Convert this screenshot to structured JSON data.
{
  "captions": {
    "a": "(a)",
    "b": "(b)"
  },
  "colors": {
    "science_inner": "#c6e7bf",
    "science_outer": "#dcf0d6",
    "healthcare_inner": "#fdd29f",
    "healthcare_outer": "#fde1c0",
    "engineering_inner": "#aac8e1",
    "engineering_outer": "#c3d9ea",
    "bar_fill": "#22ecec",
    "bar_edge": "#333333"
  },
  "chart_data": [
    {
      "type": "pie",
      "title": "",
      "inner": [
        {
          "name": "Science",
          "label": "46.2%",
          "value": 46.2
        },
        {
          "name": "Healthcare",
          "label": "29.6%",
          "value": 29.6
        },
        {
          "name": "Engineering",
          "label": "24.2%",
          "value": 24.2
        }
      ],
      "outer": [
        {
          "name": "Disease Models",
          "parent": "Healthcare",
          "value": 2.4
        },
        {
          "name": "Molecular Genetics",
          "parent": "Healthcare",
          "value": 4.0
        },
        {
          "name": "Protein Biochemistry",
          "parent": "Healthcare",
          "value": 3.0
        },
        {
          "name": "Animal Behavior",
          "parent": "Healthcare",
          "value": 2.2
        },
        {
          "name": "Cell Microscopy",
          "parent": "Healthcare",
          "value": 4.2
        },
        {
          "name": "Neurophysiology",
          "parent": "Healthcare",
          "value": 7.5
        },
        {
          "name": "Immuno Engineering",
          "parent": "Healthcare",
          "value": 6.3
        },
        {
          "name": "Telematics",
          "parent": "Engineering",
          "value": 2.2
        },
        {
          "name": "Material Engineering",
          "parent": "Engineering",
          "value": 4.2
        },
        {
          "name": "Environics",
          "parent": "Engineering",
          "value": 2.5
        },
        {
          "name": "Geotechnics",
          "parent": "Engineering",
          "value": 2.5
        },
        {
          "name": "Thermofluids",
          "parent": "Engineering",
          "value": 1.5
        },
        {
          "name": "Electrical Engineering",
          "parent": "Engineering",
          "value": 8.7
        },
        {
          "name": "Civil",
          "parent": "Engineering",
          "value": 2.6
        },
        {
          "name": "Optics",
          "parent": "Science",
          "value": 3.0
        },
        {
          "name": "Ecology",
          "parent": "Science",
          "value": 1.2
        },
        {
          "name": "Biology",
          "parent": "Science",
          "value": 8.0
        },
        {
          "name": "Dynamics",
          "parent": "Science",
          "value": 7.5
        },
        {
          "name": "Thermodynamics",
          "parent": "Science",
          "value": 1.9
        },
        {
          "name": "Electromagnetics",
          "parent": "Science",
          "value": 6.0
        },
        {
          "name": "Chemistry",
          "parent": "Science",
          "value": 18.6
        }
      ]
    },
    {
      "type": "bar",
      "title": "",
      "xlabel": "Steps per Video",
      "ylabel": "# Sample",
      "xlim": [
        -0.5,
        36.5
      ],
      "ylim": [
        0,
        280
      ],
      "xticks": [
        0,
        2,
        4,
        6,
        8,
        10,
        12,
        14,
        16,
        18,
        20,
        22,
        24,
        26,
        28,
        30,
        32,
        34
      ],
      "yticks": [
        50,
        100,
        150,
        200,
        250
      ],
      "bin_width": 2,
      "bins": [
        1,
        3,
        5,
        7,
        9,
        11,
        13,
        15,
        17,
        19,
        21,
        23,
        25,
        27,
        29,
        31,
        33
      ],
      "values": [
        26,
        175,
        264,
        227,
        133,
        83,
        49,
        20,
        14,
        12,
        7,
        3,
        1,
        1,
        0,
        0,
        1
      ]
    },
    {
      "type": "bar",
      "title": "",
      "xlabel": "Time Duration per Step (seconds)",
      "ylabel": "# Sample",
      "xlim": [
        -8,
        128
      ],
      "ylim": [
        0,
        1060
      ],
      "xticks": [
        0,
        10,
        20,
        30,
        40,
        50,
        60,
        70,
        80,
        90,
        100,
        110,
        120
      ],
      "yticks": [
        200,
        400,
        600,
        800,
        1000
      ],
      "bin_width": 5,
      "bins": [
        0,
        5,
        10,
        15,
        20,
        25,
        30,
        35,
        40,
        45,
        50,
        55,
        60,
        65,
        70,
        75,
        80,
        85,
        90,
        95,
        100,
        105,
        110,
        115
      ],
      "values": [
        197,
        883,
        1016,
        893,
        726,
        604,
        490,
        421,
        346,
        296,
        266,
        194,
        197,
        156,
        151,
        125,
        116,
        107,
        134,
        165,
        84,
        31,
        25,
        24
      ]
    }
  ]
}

----------

*Task directions*
Your reply needs to reproduce all of the listing exactly.

*Written answer*
Convert this screenshot to structured JSON data.
{
  "captions": {
    "a": "(a)",
    "b": "(b)"
  },
  "colors": {
    "science_inner": "#c6e7bf",
    "science_outer": "#dcf0d6",
    "healthcare_inner": "#fdd29f",
    "healthcare_outer": "#fde1c0",
    "engineering_inner": "#aac8e1",
    "engineering_outer": "#c3d9ea",
    "bar_fill": "#22ecec",
    "bar_edge": "#333333"
  },
  "chart_data": [
    {
      "type": "pie",
      "title": "",
      "inner": [
        {
          "name": "Science",
          "label": "46.2%",
          "value": 46.2
        },
        {
          "name": "Healthcare",
          "label": "29.6%",
          "value": 29.6
        },
        {
          "name": "Engineering",
          "label": "24.2%",
          "value": 24.2
        }
      ],
      "outer": [
        {
          "name": "Disease Models",
          "parent": "Healthcare",
          "value": 2.4
        },
        {
          "name": "Molecular Genetics",
          "parent": "Healthcare",
          "value": 4.0
        },
        {
          "name": "Protein Biochemistry",
          "parent": "Healthcare",
          "value": 3.0
        },
        {
          "name": "Animal Behavior",
          "parent": "Healthcare",
          "value": 2.2
        },
        {
          "name": "Cell Microscopy",
          "parent": "Healthcare",
          "value": 4.2
        },
        {
          "name": "Neurophysiology",
          "parent": "Healthcare",
          "value": 7.5
        },
        {
          "name": "Immuno Engineering",
          "parent": "Healthcare",
          "value": 6.3
        },
        {
          "name": "Telematics",
          "parent": "Engineering",
          "value": 2.2
        },
        {
          "name": "Material Engineering",
          "parent": "Engineering",
          "value": 4.2
        },
        {
          "name": "Environics",
          "parent": "Engineering",
          "value": 2.5
        },
        {
          "name": "Geotechnics",
          "parent": "Engineering",
          "value": 2.5
        },
        {
          "name": "Thermofluids",
          "parent": "Engineering",
          "value": 1.5
        },
        {
          "name": "Electrical Engineering",
          "parent": "Engineering",
          "value": 8.7
        },
        {
          "name": "Civil",
          "parent": "Engineering",
          "value": 2.6
        },
        {
          "name": "Optics",
          "parent": "Science",
          "value": 3.0
        },
        {
          "name": "Ecology",
          "parent": "Science",
          "value": 1.2
        },
        {
          "name": "Biology",
          "parent": "Science",
          "value": 8.0
        },
        {
          "name": "Dynamics",
          "parent": "Science",
          "value": 7.5
        },
        {
          "name": "Thermodynamics",
          "parent": "Science",
          "value": 1.9
        },
        {
          "name": "Electromagnetics",
          "parent": "Science",
          "value": 6.0
        },
        {
          "name": "Chemistry",
          "parent": "Science",
          "value": 18.6
        }
      ]
    },
    {
      "type": "bar",
      "title": "",
      "xlabel": "Steps per Video",
      "ylabel": "# Sample",
      "xlim": [
        -0.5,
        36.5
      ],
      "ylim": [
        0,
        280
      ],
      "xticks": [
        0,
        2,
        4,
        6,
        8,
        10,
        12,
        14,
        16,
        18,
        20,
        22,
        24,
        26,
        28,
        30,
        32,
        34
      ],
      "yticks": [
        50,
        100,
        150,
        200,
        250
      ],
      "bin_width": 2,
      "bins": [
        1,
        3,
        5,
        7,
        9,
        11,
        13,
        15,
        17,
        19,
        21,
        23,
        25,
        27,
        29,
        31,
        33
      ],
      "values": [
        26,
        175,
        264,
        227,
        133,
        83,
        49,
        20,
        14,
        12,
        7,
        3,
        1,
        1,
        0,
        0,
        1
      ]
    },
    {
      "type": "bar",
      "title": "",
      "xlabel": "Time Duration per Step (seconds)",
      "ylabel": "# Sample",
      "xlim": [
        -8,
        128
      ],
      "ylim": [
        0,
        1060
      ],
      "xticks": [
        0,
        10,
        20,
        30,
        40,
        50,
        60,
        70,
        80,
        90,
        100,
        110,
        120
      ],
      "yticks": [
        200,
        400,
        600,
        800,
        1000
      ],
      "bin_width": 5,
      "bins": [
        0,
        5,
        10,
        15,
        20,
        25,
        30,
        35,
        40,
        45,
        50,
        55,
        60,
        65,
        70,
        75,
        80,
        85,
        90,
        95,
        100,
        105,
        110,
        115
      ],
      "values": [
        197,
        883,
        1016,
        893,
        726,
        604,
        490,
        421,
        346,
        296,
        266,
        194,
        197,
        156,
        151,
        125,
        116,
        107,
        134,
        165,
        84,
        31,
        25,
        24
      ]
    }
  ]
}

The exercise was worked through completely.